AIM OF THE EXERCISE: Take every line from the listing below that includes "true" and copy it.

— start DATASET ENTRIES —

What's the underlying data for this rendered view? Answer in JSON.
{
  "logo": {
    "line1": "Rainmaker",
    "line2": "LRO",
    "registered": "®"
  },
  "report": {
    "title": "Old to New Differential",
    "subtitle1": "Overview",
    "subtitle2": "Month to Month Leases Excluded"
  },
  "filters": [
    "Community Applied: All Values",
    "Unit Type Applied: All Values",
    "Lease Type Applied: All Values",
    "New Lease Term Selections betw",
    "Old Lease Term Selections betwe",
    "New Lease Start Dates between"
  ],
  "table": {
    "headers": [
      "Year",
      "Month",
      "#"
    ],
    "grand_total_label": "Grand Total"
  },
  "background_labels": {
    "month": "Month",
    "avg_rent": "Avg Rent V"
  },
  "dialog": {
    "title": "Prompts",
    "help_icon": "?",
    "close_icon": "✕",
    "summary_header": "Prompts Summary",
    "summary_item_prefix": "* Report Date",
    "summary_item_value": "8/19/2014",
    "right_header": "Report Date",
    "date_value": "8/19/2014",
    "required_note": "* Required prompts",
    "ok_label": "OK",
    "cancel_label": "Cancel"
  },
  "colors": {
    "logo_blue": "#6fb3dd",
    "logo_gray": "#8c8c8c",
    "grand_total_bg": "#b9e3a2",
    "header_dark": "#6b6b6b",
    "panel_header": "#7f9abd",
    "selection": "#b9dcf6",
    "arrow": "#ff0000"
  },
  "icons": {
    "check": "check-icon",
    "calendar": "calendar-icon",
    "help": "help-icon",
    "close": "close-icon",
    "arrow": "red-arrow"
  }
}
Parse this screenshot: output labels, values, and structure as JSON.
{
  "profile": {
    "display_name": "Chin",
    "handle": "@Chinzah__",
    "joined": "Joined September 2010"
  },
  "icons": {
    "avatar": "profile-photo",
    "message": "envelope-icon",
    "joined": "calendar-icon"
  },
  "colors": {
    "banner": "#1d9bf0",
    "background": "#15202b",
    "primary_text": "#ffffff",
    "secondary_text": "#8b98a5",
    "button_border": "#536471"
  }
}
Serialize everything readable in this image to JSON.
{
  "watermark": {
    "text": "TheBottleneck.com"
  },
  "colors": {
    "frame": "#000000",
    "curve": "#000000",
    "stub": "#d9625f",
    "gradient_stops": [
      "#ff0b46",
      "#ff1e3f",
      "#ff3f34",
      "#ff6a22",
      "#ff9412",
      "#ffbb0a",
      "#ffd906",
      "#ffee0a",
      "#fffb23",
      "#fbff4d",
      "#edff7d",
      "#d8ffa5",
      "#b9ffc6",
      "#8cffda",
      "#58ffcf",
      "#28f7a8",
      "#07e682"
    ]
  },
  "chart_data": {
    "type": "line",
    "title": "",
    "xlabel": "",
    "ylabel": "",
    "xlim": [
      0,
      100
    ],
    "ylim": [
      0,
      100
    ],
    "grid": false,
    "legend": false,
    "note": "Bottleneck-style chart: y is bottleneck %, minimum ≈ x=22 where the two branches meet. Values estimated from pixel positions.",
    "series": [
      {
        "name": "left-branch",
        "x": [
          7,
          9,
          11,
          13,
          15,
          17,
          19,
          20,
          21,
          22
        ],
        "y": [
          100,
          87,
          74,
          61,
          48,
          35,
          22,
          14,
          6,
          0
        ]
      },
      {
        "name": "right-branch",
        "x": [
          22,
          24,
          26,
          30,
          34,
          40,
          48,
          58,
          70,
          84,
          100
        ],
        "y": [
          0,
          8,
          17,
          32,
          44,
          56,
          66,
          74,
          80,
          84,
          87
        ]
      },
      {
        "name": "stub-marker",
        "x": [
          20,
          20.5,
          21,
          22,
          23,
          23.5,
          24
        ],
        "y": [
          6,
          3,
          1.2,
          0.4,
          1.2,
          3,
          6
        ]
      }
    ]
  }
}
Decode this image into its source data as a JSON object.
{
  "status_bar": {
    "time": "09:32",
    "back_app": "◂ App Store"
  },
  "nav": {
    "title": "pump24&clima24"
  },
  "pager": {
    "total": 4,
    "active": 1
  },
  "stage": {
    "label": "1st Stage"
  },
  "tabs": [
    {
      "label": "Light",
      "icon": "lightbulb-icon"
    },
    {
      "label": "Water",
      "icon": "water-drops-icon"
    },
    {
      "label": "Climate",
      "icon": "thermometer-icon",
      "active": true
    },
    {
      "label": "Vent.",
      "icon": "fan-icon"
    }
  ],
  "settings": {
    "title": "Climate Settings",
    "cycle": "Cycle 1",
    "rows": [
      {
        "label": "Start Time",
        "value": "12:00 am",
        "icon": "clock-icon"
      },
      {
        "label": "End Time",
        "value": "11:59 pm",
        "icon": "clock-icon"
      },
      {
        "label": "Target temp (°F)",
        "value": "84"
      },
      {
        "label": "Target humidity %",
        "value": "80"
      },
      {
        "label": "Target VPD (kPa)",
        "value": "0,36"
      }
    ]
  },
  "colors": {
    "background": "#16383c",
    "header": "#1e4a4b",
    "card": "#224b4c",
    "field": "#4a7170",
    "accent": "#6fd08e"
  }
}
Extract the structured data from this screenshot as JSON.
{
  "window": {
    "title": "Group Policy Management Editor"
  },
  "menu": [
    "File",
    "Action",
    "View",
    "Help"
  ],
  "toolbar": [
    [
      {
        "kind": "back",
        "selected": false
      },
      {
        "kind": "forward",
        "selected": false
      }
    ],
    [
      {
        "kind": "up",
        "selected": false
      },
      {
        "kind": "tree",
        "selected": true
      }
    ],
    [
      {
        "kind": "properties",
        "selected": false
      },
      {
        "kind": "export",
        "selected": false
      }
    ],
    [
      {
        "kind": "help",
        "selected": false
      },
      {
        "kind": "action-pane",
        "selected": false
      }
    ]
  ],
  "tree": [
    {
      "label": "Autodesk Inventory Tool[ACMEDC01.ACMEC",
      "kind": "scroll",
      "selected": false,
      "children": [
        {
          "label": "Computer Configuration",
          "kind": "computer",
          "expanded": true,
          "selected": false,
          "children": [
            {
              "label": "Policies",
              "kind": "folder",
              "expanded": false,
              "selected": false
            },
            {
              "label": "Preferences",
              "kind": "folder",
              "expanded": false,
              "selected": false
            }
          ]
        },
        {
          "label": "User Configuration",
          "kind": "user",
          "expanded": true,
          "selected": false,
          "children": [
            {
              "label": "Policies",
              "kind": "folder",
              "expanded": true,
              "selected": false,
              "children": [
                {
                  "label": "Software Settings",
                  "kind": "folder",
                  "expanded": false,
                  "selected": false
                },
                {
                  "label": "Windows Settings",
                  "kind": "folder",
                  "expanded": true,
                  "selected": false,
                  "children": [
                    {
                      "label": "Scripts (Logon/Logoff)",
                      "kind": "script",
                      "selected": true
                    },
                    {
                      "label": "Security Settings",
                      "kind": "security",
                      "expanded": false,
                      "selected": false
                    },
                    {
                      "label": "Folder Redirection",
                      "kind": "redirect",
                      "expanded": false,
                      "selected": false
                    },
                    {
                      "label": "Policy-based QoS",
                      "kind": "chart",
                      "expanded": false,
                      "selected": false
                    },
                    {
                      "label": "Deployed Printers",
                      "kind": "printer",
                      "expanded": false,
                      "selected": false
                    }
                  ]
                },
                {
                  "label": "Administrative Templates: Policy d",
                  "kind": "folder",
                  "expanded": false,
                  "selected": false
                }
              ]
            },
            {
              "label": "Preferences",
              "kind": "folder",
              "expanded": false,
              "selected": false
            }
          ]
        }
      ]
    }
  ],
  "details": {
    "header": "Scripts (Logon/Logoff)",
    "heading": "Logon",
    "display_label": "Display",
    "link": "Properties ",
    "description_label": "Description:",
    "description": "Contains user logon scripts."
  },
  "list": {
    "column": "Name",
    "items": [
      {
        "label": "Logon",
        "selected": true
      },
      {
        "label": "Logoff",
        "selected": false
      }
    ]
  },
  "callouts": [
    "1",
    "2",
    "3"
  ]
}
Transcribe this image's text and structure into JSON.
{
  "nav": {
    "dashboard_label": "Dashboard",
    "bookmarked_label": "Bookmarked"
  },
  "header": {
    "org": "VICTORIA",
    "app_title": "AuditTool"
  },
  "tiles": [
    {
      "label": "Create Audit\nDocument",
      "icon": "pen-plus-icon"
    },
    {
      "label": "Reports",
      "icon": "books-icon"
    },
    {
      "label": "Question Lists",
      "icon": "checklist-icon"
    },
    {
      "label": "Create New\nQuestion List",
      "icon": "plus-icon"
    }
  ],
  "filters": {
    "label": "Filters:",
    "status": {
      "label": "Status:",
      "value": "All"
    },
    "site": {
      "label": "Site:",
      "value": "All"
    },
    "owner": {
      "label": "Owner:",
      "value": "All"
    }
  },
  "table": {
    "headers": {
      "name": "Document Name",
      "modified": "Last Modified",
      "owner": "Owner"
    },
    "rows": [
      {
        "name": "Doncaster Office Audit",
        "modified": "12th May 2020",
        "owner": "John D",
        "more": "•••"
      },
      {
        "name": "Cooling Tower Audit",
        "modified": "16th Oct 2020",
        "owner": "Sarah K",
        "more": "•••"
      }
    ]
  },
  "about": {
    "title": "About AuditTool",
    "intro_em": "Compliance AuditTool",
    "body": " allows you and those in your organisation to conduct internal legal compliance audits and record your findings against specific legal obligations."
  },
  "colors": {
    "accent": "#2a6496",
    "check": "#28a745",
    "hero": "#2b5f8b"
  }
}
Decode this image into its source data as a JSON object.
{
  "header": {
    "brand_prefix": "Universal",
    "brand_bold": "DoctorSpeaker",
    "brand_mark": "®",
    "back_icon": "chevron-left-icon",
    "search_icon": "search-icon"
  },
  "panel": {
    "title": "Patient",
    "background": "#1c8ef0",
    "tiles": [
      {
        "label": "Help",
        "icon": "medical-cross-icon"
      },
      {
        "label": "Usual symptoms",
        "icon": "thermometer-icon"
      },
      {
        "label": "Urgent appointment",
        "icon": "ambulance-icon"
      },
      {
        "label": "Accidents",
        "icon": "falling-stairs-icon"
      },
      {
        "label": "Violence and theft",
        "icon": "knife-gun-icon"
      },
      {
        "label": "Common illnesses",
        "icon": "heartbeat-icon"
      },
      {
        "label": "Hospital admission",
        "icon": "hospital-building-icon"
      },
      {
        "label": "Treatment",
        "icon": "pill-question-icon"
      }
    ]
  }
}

— end DATASET ENTRIES —

TASK SOLUTION:
      "active": true
        "selected": true
          "expanded": true,
          "expanded": true,
              "expanded": true,
                  "expanded": true,
                      "selected": true
        "selected": true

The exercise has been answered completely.